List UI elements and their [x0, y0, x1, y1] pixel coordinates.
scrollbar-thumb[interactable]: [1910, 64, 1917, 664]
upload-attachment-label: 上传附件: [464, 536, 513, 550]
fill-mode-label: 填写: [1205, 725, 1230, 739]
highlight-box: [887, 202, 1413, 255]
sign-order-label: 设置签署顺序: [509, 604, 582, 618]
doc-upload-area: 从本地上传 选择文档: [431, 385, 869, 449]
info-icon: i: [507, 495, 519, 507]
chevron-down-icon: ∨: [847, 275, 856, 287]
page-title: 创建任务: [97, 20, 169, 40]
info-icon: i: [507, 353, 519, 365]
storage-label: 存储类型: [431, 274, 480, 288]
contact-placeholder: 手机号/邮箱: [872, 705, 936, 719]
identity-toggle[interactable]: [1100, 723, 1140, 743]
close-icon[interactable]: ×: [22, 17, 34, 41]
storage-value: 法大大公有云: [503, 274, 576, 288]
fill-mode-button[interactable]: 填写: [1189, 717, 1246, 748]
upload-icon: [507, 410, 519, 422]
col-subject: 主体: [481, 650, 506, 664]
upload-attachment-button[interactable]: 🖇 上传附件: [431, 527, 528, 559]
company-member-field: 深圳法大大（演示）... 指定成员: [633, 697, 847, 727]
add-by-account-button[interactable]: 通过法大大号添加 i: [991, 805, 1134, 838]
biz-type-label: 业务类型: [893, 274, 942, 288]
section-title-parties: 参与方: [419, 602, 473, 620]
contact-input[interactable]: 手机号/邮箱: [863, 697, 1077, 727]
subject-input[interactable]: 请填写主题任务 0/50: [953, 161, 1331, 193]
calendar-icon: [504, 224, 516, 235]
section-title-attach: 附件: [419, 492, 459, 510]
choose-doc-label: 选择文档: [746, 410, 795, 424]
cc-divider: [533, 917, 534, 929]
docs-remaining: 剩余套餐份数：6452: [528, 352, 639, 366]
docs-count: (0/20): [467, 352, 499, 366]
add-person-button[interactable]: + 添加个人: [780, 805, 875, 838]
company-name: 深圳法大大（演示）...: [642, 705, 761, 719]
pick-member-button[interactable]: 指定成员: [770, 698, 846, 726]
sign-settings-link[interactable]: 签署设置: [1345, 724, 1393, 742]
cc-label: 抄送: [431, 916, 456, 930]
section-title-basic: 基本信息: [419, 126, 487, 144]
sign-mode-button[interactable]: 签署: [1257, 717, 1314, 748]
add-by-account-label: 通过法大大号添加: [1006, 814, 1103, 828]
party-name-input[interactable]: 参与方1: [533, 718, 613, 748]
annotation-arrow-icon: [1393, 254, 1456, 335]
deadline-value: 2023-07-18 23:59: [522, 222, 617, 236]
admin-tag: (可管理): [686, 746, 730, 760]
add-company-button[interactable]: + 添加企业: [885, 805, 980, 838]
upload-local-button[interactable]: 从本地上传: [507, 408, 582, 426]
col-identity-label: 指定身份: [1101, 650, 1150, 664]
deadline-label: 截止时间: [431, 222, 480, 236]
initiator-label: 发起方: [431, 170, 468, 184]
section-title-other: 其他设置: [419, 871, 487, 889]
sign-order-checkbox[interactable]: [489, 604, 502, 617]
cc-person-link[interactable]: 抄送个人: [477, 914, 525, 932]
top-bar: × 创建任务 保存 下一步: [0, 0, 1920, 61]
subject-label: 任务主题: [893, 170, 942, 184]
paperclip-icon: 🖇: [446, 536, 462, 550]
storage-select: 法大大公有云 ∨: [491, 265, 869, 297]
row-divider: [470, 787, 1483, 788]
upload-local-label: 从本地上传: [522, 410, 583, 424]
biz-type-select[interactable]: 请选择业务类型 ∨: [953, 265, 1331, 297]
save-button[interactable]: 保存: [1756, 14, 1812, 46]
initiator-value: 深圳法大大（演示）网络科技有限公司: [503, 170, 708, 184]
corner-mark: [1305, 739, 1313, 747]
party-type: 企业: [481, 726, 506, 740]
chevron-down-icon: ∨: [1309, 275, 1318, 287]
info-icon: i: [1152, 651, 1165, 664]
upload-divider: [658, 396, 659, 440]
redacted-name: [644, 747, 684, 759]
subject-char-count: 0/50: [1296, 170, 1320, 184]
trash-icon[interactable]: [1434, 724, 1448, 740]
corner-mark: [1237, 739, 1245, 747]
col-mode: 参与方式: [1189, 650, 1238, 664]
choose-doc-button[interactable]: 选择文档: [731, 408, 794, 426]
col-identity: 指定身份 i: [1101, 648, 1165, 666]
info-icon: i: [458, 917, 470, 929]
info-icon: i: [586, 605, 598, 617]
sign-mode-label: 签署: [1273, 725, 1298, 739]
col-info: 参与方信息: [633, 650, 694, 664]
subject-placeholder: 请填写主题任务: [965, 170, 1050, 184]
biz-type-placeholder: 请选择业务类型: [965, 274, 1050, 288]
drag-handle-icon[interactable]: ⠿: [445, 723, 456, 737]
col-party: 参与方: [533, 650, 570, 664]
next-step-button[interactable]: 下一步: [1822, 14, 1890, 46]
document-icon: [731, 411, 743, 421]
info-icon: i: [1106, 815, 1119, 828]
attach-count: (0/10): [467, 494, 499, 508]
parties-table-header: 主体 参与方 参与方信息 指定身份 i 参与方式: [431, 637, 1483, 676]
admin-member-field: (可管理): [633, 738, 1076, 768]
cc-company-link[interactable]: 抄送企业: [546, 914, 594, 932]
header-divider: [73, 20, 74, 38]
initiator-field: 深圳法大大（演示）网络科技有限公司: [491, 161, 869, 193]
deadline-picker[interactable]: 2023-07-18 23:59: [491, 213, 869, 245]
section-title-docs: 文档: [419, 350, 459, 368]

→ Problem statement
Copy every line of the material above, with no changes to any character, coordinate, or punctuation mark.

→ Finished answer
List UI elements and their [x0, y0, x1, y1] pixel coordinates.
scrollbar-thumb[interactable]: [1910, 64, 1917, 664]
upload-attachment-label: 上传附件: [464, 536, 513, 550]
fill-mode-label: 填写: [1205, 725, 1230, 739]
highlight-box: [887, 202, 1413, 255]
sign-order-label: 设置签署顺序: [509, 604, 582, 618]
doc-upload-area: 从本地上传 选择文档: [431, 385, 869, 449]
info-icon: i: [507, 495, 519, 507]
chevron-down-icon: ∨: [847, 275, 856, 287]
page-title: 创建任务: [97, 20, 169, 40]
info-icon: i: [507, 353, 519, 365]
storage-label: 存储类型: [431, 274, 480, 288]
contact-placeholder: 手机号/邮箱: [872, 705, 936, 719]
identity-toggle[interactable]: [1100, 723, 1140, 743]
close-icon[interactable]: ×: [22, 17, 34, 41]
storage-value: 法大大公有云: [503, 274, 576, 288]
fill-mode-button[interactable]: 填写: [1189, 717, 1246, 748]
upload-icon: [507, 410, 519, 422]
col-subject: 主体: [481, 650, 506, 664]
upload-attachment-button[interactable]: 🖇 上传附件: [431, 527, 528, 559]
company-member-field: 深圳法大大（演示）... 指定成员: [633, 697, 847, 727]
add-by-account-button[interactable]: 通过法大大号添加 i: [991, 805, 1134, 838]
biz-type-label: 业务类型: [893, 274, 942, 288]
section-title-parties: 参与方: [419, 602, 473, 620]
contact-input[interactable]: 手机号/邮箱: [863, 697, 1077, 727]
subject-input[interactable]: 请填写主题任务 0/50: [953, 161, 1331, 193]
calendar-icon: [504, 224, 516, 235]
section-title-attach: 附件: [419, 492, 459, 510]
choose-doc-label: 选择文档: [746, 410, 795, 424]
cc-divider: [533, 917, 534, 929]
docs-remaining: 剩余套餐份数：6452: [528, 352, 639, 366]
docs-count: (0/20): [467, 352, 499, 366]
add-person-button[interactable]: + 添加个人: [780, 805, 875, 838]
company-name: 深圳法大大（演示）...: [642, 705, 761, 719]
pick-member-button[interactable]: 指定成员: [770, 698, 846, 726]
sign-settings-link[interactable]: 签署设置: [1345, 724, 1393, 742]
cc-label: 抄送: [431, 916, 456, 930]
section-title-basic: 基本信息: [419, 126, 487, 144]
sign-mode-button[interactable]: 签署: [1257, 717, 1314, 748]
add-by-account-label: 通过法大大号添加: [1006, 814, 1103, 828]
party-name-input[interactable]: 参与方1: [533, 718, 613, 748]
annotation-arrow-icon: [1393, 254, 1456, 335]
deadline-value: 2023-07-18 23:59: [522, 222, 617, 236]
admin-tag: (可管理): [686, 746, 730, 760]
add-company-button[interactable]: + 添加企业: [885, 805, 980, 838]
upload-local-button[interactable]: 从本地上传: [507, 408, 582, 426]
col-identity-label: 指定身份: [1101, 650, 1150, 664]
deadline-label: 截止时间: [431, 222, 480, 236]
initiator-label: 发起方: [431, 170, 468, 184]
section-title-other: 其他设置: [419, 871, 487, 889]
sign-order-checkbox[interactable]: [489, 604, 502, 617]
cc-person-link[interactable]: 抄送个人: [477, 914, 525, 932]
top-bar: × 创建任务 保存 下一步: [0, 0, 1920, 61]
subject-label: 任务主题: [893, 170, 942, 184]
paperclip-icon: 🖇: [446, 536, 462, 550]
storage-select: 法大大公有云 ∨: [491, 265, 869, 297]
row-divider: [470, 787, 1483, 788]
upload-local-label: 从本地上传: [522, 410, 583, 424]
biz-type-select[interactable]: 请选择业务类型 ∨: [953, 265, 1331, 297]
save-button[interactable]: 保存: [1756, 14, 1812, 46]
initiator-value: 深圳法大大（演示）网络科技有限公司: [503, 170, 708, 184]
corner-mark: [1305, 739, 1313, 747]
party-type: 企业: [481, 726, 506, 740]
chevron-down-icon: ∨: [1309, 275, 1318, 287]
info-icon: i: [1152, 651, 1165, 664]
upload-divider: [658, 396, 659, 440]
redacted-name: [644, 747, 684, 759]
subject-char-count: 0/50: [1296, 170, 1320, 184]
trash-icon[interactable]: [1434, 724, 1448, 740]
corner-mark: [1237, 739, 1245, 747]
col-mode: 参与方式: [1189, 650, 1238, 664]
choose-doc-button[interactable]: 选择文档: [731, 408, 794, 426]
col-identity: 指定身份 i: [1101, 648, 1165, 666]
info-icon: i: [458, 917, 470, 929]
info-icon: i: [586, 605, 598, 617]
sign-mode-label: 签署: [1273, 725, 1298, 739]
col-info: 参与方信息: [633, 650, 694, 664]
subject-placeholder: 请填写主题任务: [965, 170, 1050, 184]
biz-type-placeholder: 请选择业务类型: [965, 274, 1050, 288]
drag-handle-icon[interactable]: ⠿: [445, 723, 456, 737]
col-party: 参与方: [533, 650, 570, 664]
next-step-button[interactable]: 下一步: [1822, 14, 1890, 46]
document-icon: [731, 411, 743, 421]
info-icon: i: [1106, 815, 1119, 828]
attach-count: (0/10): [467, 494, 499, 508]
parties-table-header: 主体 参与方 参与方信息 指定身份 i 参与方式: [431, 637, 1483, 676]
admin-member-field: (可管理): [633, 738, 1076, 768]
cc-company-link[interactable]: 抄送企业: [546, 914, 594, 932]
header-divider: [73, 20, 74, 38]
initiator-field: 深圳法大大（演示）网络科技有限公司: [491, 161, 869, 193]
deadline-picker[interactable]: 2023-07-18 23:59: [491, 213, 869, 245]
section-title-docs: 文档: [419, 350, 459, 368]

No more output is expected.